* What this task involves *
Within the listing below, locate all lines containing the word "check". Copy each one.
· · · ·
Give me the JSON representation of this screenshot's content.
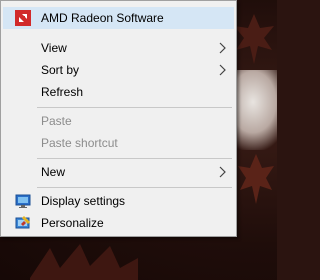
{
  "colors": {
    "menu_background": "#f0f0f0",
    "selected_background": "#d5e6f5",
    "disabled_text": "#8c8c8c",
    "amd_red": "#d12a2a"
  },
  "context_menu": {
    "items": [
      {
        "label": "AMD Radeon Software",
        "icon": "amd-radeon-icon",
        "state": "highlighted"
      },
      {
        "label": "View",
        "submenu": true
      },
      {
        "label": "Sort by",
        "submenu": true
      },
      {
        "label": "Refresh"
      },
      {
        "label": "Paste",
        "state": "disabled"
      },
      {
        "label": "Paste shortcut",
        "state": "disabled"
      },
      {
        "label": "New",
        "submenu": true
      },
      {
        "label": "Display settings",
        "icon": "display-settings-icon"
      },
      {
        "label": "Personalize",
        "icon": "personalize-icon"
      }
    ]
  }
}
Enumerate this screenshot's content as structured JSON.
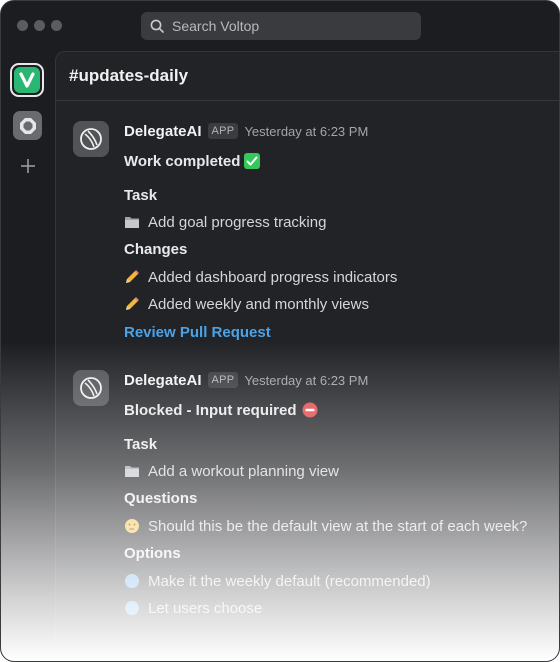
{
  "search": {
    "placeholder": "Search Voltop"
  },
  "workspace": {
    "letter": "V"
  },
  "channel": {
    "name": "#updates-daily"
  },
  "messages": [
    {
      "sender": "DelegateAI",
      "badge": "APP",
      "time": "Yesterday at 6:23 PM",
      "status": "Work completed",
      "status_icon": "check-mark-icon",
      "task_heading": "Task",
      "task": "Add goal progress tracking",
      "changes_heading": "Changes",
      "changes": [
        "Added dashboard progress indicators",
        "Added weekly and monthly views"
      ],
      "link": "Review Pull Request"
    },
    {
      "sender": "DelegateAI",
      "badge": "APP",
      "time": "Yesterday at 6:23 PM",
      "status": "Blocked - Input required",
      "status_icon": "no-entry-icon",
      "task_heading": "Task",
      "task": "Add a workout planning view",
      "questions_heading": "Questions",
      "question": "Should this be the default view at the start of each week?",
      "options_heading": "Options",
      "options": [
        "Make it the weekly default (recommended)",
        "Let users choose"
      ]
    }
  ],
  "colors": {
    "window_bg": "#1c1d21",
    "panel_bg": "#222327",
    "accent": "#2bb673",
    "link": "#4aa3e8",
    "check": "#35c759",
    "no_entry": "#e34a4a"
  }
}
· · · ·
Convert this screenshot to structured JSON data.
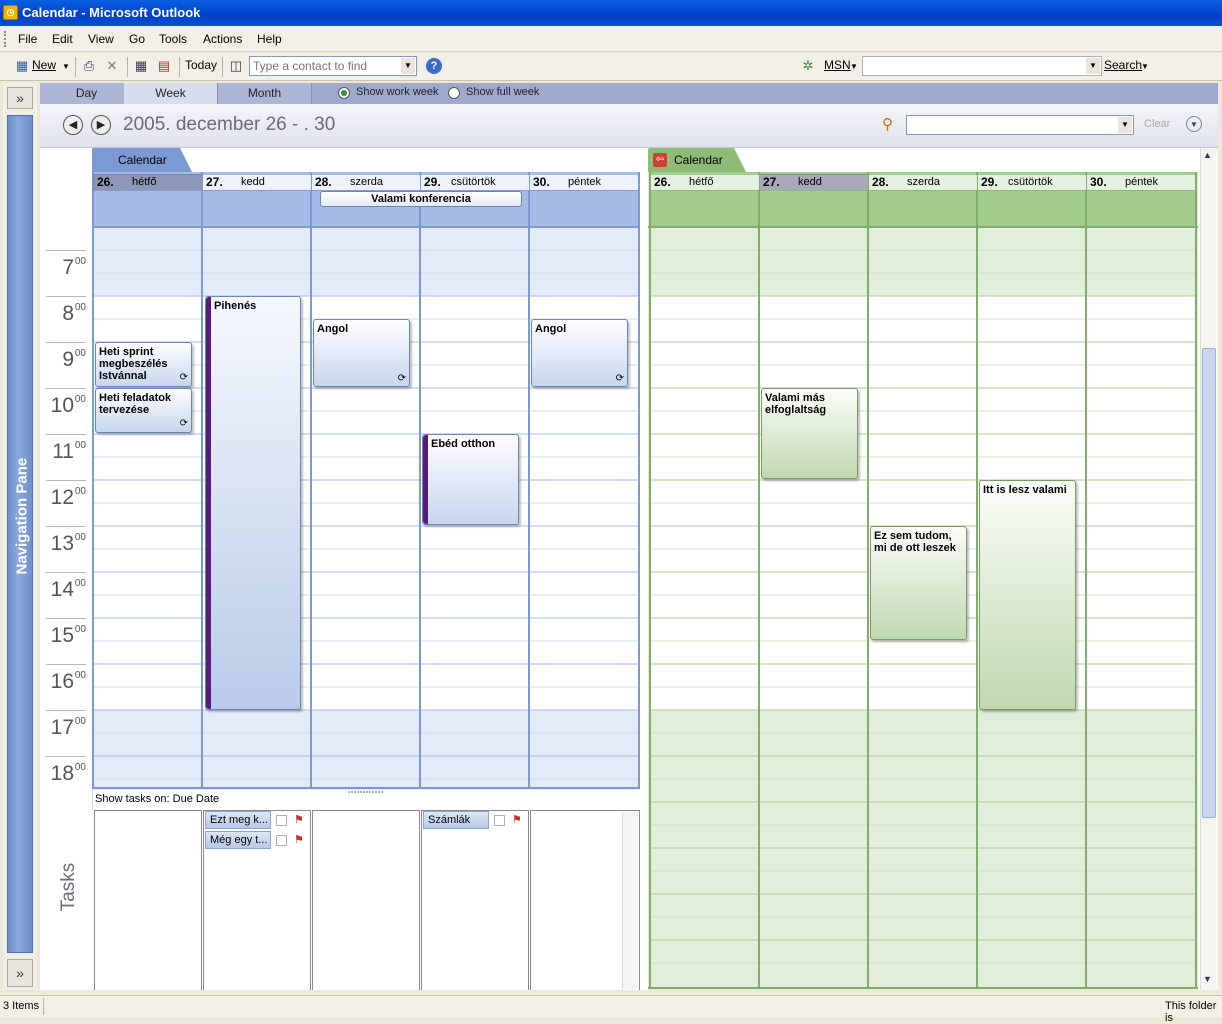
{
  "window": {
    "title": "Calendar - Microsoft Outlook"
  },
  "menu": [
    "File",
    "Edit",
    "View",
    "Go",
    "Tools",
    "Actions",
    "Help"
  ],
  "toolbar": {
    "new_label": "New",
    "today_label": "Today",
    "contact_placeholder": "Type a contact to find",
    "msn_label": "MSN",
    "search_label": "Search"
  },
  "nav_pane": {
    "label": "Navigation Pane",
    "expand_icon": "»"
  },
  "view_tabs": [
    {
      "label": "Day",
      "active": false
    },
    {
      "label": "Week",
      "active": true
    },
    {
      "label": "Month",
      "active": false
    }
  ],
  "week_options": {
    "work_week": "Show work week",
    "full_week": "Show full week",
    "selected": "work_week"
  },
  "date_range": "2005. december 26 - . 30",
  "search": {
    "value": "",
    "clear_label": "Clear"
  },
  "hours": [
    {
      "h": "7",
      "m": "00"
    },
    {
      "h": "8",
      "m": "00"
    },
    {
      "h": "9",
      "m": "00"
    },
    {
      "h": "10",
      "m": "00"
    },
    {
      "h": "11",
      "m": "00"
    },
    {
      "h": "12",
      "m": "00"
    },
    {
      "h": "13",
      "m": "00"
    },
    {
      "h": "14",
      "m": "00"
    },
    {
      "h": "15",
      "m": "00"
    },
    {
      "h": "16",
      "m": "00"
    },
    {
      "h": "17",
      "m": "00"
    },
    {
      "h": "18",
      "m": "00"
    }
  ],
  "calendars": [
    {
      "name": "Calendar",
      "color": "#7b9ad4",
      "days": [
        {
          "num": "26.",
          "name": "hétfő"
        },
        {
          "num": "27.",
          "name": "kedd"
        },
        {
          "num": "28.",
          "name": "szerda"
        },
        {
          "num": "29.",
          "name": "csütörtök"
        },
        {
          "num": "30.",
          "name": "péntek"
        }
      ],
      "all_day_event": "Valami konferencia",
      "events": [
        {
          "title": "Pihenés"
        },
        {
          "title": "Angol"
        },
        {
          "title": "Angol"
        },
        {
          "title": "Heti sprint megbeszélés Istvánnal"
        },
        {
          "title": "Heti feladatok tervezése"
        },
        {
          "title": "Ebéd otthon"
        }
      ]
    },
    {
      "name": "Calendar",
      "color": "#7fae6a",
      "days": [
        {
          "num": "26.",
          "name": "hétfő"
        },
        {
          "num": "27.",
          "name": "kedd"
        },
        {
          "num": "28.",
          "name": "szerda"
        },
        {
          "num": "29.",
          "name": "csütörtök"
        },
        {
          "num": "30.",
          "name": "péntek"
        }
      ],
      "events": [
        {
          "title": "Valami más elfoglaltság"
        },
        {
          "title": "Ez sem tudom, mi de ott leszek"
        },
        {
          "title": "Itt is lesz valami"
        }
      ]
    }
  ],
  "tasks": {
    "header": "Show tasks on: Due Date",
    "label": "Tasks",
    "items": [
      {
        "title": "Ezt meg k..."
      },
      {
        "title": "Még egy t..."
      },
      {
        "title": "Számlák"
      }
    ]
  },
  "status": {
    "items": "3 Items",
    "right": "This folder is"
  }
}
· · · ·
* Reply *
      "status_icon": "check-mark-icon",
    "check": "#35c759",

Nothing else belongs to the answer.